> _Problem requirements_
Show, in full, each line of the data that contains "préférées".

*****

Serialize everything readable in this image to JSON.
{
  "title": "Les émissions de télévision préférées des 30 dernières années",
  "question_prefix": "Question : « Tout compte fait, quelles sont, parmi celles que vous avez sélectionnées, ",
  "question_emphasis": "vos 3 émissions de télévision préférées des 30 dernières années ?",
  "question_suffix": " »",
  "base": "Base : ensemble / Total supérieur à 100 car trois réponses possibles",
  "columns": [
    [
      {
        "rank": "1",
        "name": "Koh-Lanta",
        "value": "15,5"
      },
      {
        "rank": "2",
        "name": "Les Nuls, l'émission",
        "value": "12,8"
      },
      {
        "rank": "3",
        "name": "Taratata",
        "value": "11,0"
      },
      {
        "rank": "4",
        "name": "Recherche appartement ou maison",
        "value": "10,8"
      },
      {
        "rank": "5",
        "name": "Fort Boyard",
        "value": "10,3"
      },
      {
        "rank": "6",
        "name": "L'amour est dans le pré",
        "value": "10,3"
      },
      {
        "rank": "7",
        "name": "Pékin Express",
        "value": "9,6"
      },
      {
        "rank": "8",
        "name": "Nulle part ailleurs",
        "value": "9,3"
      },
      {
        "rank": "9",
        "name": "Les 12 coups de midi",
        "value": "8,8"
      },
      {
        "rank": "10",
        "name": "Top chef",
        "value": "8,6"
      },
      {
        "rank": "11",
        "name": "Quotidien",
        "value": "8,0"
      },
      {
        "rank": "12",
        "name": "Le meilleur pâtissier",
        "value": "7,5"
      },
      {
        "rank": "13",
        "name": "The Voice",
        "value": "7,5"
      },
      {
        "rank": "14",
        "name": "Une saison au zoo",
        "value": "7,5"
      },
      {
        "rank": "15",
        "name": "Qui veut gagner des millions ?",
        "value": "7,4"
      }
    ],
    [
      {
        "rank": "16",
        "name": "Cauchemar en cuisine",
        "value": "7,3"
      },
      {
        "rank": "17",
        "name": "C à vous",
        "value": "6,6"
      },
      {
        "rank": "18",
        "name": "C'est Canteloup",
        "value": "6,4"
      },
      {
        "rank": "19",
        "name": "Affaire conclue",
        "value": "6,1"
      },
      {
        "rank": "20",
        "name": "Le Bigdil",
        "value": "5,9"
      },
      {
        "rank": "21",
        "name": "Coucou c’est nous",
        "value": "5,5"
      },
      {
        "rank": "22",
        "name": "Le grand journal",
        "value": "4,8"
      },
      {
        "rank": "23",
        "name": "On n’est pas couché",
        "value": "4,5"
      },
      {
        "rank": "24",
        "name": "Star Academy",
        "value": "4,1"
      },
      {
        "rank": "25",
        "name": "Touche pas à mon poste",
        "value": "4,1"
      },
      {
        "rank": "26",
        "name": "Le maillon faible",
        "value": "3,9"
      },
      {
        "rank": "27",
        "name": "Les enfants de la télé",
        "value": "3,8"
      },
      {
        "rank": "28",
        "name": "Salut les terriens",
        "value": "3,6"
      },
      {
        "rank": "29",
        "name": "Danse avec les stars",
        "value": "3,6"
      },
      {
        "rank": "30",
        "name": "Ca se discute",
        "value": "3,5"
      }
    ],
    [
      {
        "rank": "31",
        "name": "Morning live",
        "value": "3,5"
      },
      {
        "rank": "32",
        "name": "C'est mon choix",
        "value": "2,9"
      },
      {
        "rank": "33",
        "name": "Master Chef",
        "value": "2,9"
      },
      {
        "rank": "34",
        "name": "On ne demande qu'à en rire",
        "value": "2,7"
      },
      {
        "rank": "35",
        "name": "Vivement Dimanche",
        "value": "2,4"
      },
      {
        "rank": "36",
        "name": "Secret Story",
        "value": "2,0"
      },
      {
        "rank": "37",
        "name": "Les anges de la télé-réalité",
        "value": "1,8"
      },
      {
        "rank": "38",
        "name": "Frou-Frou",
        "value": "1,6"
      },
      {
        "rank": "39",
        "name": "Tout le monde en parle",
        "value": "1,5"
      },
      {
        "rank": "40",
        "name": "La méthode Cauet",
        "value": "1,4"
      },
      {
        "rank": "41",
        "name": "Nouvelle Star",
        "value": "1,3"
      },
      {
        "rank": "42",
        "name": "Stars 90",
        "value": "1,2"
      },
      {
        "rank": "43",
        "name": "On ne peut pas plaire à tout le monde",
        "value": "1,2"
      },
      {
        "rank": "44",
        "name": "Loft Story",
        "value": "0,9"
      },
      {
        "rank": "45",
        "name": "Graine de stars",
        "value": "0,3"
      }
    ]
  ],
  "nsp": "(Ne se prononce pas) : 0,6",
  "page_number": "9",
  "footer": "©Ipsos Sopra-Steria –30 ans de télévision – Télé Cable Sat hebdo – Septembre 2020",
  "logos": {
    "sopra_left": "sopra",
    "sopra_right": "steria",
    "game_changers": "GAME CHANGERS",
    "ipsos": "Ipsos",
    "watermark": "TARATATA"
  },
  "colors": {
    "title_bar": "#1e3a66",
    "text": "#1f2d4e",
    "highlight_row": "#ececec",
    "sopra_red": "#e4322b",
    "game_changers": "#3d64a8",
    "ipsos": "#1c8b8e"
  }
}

*****

> _Output of the task_
  "title": "Les émissions de télévision préférées des 30 dernières années",
  "question_emphasis": "vos 3 émissions de télévision préférées des 30 dernières années ?",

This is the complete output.